● GIVEN TASK
Go through the listing and return every line with "text" in it.

● PROVIDED DATA
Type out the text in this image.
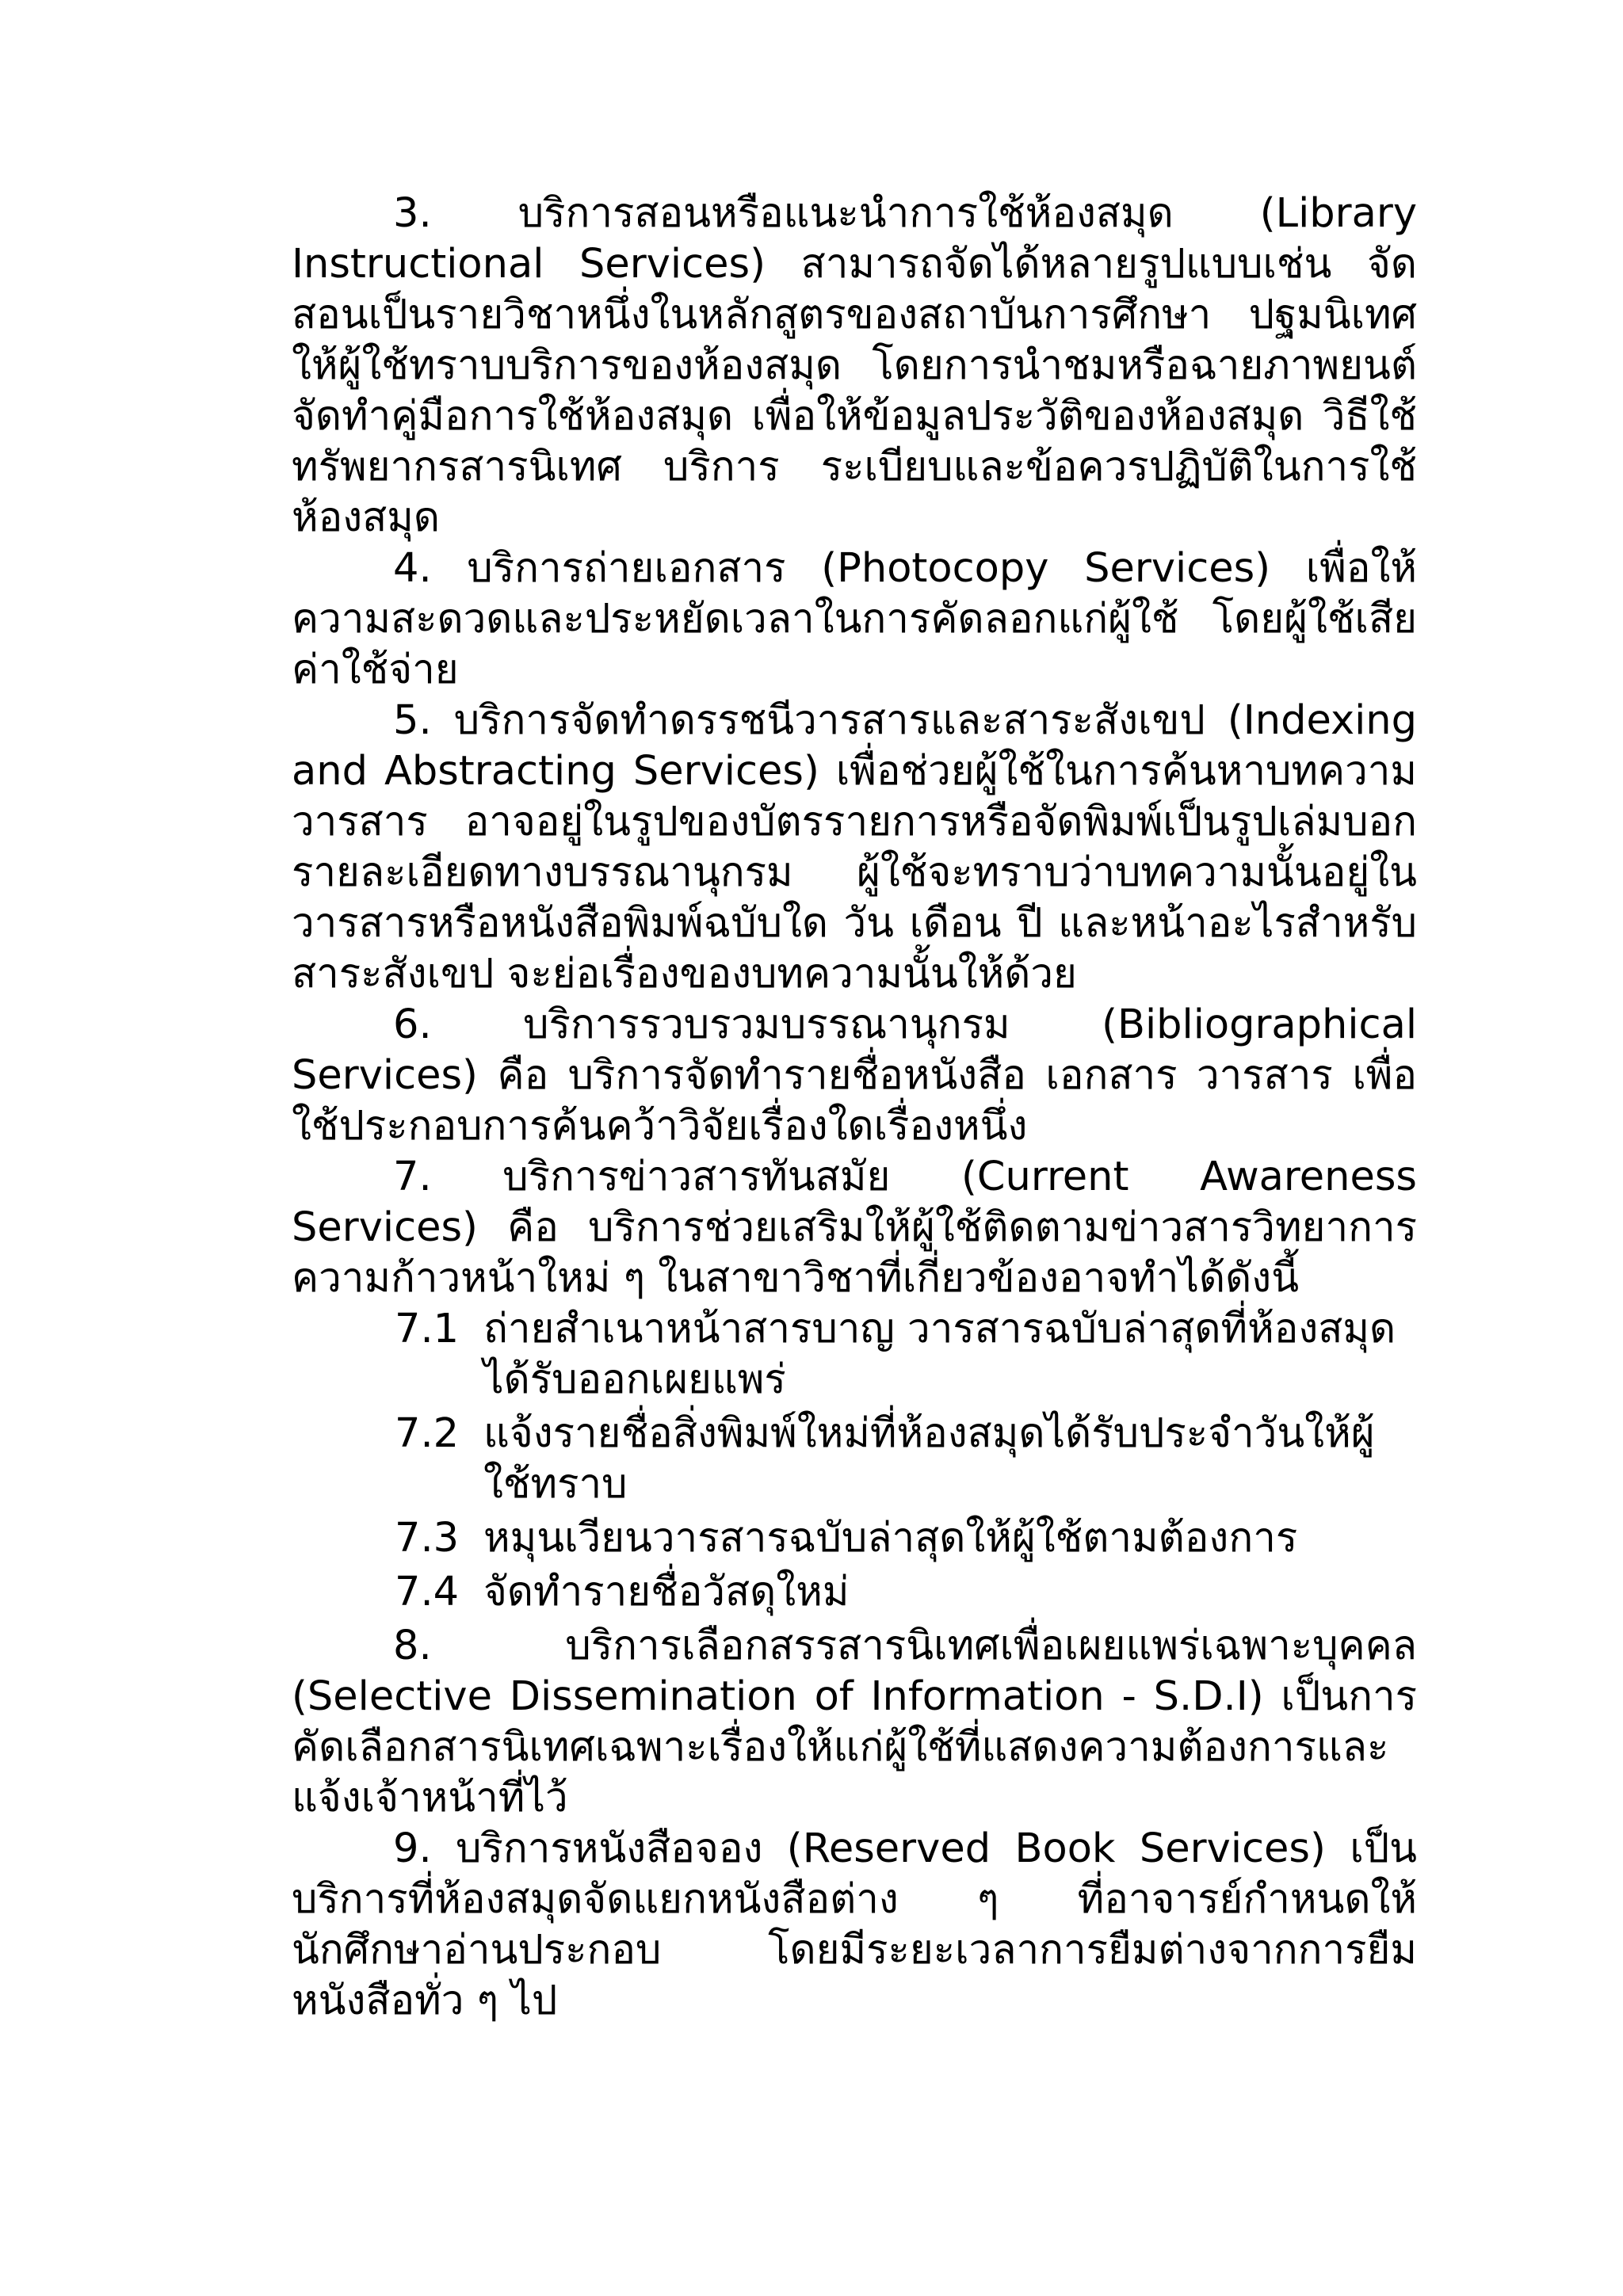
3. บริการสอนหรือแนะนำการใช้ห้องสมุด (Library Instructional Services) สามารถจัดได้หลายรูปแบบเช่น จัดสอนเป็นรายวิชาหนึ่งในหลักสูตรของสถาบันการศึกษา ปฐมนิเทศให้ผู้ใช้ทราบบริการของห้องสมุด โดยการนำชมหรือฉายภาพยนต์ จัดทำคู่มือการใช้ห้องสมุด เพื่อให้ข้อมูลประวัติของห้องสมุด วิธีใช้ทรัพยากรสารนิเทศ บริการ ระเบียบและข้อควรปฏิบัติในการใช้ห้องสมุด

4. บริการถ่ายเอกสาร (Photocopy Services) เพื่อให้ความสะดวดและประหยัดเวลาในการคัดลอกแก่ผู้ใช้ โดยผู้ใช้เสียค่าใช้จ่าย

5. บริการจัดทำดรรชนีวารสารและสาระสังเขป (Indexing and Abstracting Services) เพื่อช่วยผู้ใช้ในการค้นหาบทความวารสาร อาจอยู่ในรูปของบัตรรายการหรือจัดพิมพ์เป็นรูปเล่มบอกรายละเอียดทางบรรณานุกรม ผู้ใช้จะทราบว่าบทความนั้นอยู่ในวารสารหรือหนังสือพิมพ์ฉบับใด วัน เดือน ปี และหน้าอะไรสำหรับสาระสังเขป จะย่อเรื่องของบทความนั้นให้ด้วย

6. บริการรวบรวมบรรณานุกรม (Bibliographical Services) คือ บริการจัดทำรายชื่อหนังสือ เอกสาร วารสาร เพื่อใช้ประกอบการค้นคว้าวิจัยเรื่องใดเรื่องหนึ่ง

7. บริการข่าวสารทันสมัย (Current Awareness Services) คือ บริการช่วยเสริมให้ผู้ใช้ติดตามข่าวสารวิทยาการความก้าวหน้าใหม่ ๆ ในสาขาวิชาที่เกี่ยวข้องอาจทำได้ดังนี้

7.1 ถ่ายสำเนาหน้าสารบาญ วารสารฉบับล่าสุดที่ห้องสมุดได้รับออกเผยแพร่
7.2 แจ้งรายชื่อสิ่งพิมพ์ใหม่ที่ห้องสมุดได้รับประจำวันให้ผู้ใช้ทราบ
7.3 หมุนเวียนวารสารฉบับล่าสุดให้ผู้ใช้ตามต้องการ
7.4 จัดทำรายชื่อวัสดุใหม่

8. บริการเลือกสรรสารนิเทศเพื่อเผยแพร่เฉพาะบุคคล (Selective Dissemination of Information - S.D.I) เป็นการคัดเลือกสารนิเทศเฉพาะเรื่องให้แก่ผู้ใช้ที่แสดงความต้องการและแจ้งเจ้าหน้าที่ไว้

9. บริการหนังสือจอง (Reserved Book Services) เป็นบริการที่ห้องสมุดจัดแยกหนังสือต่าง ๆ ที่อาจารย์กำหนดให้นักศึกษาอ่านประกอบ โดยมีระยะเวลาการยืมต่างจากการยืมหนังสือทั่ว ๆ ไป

...

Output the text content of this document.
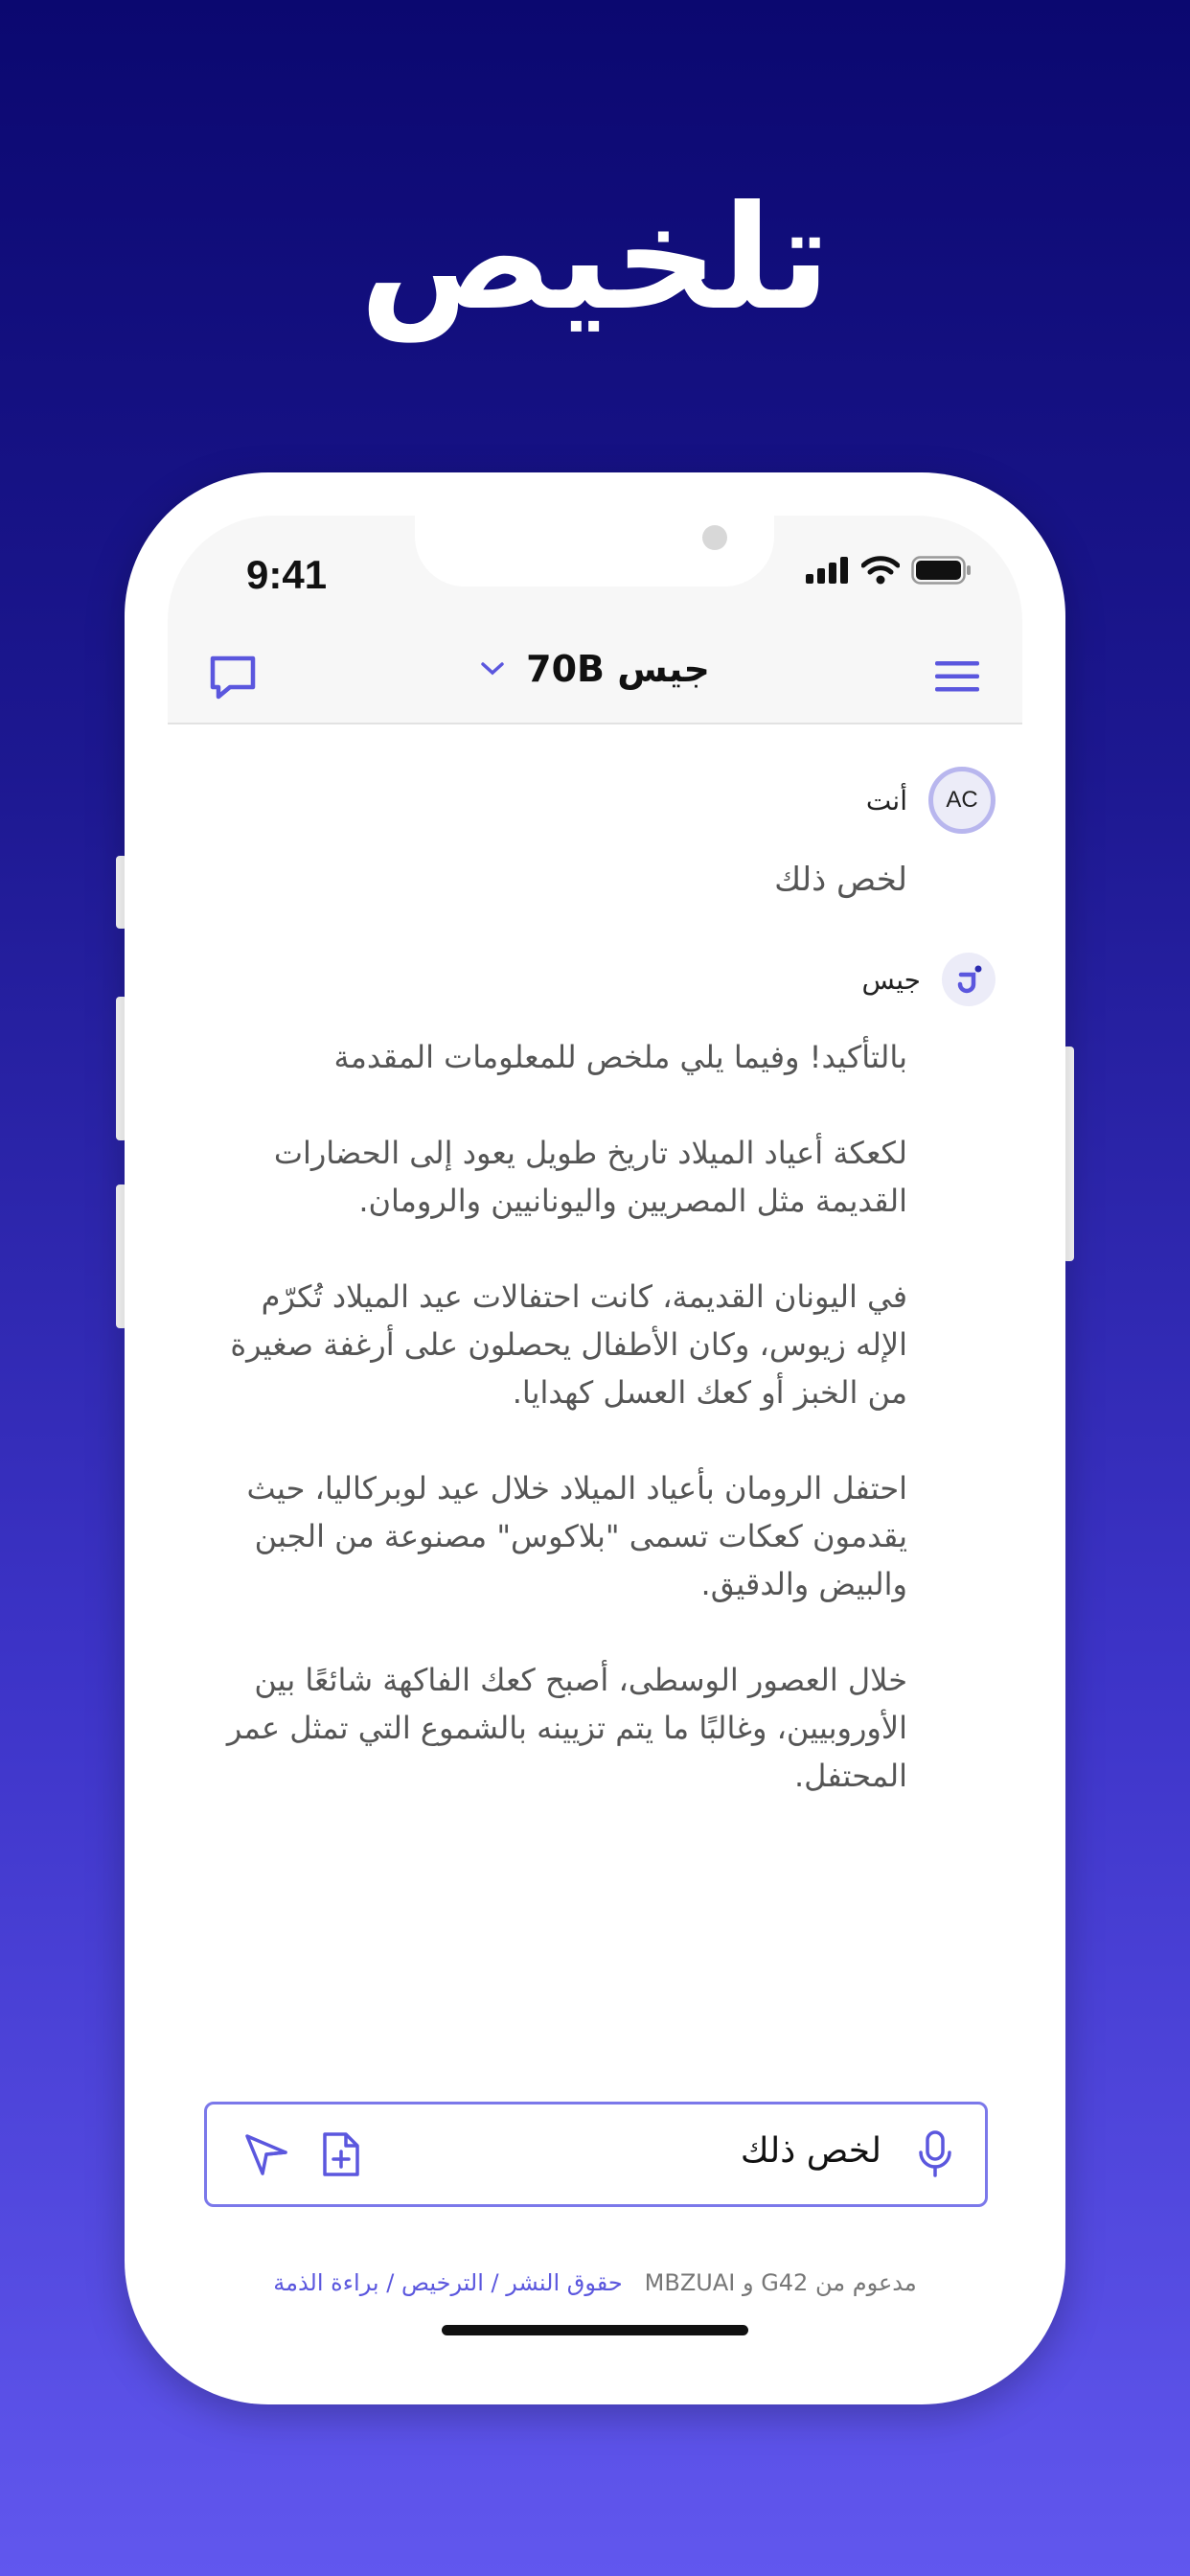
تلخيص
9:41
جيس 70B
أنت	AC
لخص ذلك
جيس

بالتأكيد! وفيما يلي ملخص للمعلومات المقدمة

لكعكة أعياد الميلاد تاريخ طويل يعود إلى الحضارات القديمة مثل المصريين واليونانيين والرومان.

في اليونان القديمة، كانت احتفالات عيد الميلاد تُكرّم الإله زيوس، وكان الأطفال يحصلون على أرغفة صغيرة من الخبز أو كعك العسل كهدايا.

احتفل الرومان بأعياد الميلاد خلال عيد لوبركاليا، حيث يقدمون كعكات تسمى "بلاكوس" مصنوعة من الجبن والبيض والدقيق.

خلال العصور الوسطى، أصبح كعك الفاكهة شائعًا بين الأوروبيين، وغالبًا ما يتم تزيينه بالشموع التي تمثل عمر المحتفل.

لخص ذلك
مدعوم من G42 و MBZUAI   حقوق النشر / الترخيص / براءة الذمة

● EXERCISE SOLUTION
Type out the text in this image.
Output the text content of this document.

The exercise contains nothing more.